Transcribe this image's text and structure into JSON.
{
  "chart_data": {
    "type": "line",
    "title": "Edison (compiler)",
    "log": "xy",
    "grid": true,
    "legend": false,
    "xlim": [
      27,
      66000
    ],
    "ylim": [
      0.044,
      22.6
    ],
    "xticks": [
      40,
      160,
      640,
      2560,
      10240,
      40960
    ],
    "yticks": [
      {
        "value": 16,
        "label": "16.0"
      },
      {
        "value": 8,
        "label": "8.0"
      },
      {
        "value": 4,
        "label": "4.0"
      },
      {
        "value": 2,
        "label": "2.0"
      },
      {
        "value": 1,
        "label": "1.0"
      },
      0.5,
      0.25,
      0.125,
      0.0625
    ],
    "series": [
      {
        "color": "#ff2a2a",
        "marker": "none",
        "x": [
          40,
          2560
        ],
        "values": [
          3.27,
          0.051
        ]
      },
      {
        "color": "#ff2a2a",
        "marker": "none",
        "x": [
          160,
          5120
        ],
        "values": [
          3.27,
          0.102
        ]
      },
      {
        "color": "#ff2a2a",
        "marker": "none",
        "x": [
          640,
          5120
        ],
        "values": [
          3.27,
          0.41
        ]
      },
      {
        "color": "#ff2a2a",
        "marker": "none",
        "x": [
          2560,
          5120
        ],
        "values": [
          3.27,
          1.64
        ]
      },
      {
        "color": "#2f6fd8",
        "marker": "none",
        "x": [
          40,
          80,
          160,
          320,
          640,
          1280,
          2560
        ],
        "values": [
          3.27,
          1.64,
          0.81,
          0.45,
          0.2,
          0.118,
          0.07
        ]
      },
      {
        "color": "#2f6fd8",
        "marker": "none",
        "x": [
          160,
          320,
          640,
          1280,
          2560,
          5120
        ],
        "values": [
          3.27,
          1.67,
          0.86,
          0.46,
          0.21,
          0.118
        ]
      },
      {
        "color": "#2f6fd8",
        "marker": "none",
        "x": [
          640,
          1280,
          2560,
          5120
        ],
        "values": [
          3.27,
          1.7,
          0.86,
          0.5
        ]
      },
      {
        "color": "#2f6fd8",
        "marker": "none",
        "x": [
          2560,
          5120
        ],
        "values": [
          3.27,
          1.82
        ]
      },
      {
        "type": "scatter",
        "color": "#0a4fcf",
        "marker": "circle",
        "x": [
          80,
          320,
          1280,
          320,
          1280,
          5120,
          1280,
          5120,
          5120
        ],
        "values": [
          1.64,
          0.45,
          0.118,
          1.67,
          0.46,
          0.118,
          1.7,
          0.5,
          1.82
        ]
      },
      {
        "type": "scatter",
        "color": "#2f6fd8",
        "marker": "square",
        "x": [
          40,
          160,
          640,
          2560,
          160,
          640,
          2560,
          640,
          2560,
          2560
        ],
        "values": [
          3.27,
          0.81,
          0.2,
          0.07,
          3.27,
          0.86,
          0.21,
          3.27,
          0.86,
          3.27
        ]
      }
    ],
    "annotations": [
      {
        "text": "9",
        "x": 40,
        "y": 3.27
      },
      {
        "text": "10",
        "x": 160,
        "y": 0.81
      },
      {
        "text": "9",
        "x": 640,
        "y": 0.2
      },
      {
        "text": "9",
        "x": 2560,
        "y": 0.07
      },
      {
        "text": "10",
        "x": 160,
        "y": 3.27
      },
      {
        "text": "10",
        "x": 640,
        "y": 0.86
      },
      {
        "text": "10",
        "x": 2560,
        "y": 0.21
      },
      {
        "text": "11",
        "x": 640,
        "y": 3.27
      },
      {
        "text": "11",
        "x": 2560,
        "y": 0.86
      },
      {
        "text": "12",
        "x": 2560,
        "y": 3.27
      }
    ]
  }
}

# TO BE DONE
Restate the whole listing exactly.

# PROBLEM SOLUTION
Transcribe this image's text and structure into JSON.
{
  "chart_data": {
    "type": "line",
    "title": "Edison (compiler)",
    "log": "xy",
    "grid": true,
    "legend": false,
    "xlim": [
      27,
      66000
    ],
    "ylim": [
      0.044,
      22.6
    ],
    "xticks": [
      40,
      160,
      640,
      2560,
      10240,
      40960
    ],
    "yticks": [
      {
        "value": 16,
        "label": "16.0"
      },
      {
        "value": 8,
        "label": "8.0"
      },
      {
        "value": 4,
        "label": "4.0"
      },
      {
        "value": 2,
        "label": "2.0"
      },
      {
        "value": 1,
        "label": "1.0"
      },
      0.5,
      0.25,
      0.125,
      0.0625
    ],
    "series": [
      {
        "color": "#ff2a2a",
        "marker": "none",
        "x": [
          40,
          2560
        ],
        "values": [
          3.27,
          0.051
        ]
      },
      {
        "color": "#ff2a2a",
        "marker": "none",
        "x": [
          160,
          5120
        ],
        "values": [
          3.27,
          0.102
        ]
      },
      {
        "color": "#ff2a2a",
        "marker": "none",
        "x": [
          640,
          5120
        ],
        "values": [
          3.27,
          0.41
        ]
      },
      {
        "color": "#ff2a2a",
        "marker": "none",
        "x": [
          2560,
          5120
        ],
        "values": [
          3.27,
          1.64
        ]
      },
      {
        "color": "#2f6fd8",
        "marker": "none",
        "x": [
          40,
          80,
          160,
          320,
          640,
          1280,
          2560
        ],
        "values": [
          3.27,
          1.64,
          0.81,
          0.45,
          0.2,
          0.118,
          0.07
        ]
      },
      {
        "color": "#2f6fd8",
        "marker": "none",
        "x": [
          160,
          320,
          640,
          1280,
          2560,
          5120
        ],
        "values": [
          3.27,
          1.67,
          0.86,
          0.46,
          0.21,
          0.118
        ]
      },
      {
        "color": "#2f6fd8",
        "marker": "none",
        "x": [
          640,
          1280,
          2560,
          5120
        ],
        "values": [
          3.27,
          1.7,
          0.86,
          0.5
        ]
      },
      {
        "color": "#2f6fd8",
        "marker": "none",
        "x": [
          2560,
          5120
        ],
        "values": [
          3.27,
          1.82
        ]
      },
      {
        "type": "scatter",
        "color": "#0a4fcf",
        "marker": "circle",
        "x": [
          80,
          320,
          1280,
          320,
          1280,
          5120,
          1280,
          5120,
          5120
        ],
        "values": [
          1.64,
          0.45,
          0.118,
          1.67,
          0.46,
          0.118,
          1.7,
          0.5,
          1.82
        ]
      },
      {
        "type": "scatter",
        "color": "#2f6fd8",
        "marker": "square",
        "x": [
          40,
          160,
          640,
          2560,
          160,
          640,
          2560,
          640,
          2560,
          2560
        ],
        "values": [
          3.27,
          0.81,
          0.2,
          0.07,
          3.27,
          0.86,
          0.21,
          3.27,
          0.86,
          3.27
        ]
      }
    ],
    "annotations": [
      {
        "text": "9",
        "x": 40,
        "y": 3.27
      },
      {
        "text": "10",
        "x": 160,
        "y": 0.81
      },
      {
        "text": "9",
        "x": 640,
        "y": 0.2
      },
      {
        "text": "9",
        "x": 2560,
        "y": 0.07
      },
      {
        "text": "10",
        "x": 160,
        "y": 3.27
      },
      {
        "text": "10",
        "x": 640,
        "y": 0.86
      },
      {
        "text": "10",
        "x": 2560,
        "y": 0.21
      },
      {
        "text": "11",
        "x": 640,
        "y": 3.27
      },
      {
        "text": "11",
        "x": 2560,
        "y": 0.86
      },
      {
        "text": "12",
        "x": 2560,
        "y": 3.27
      }
    ]
  }
}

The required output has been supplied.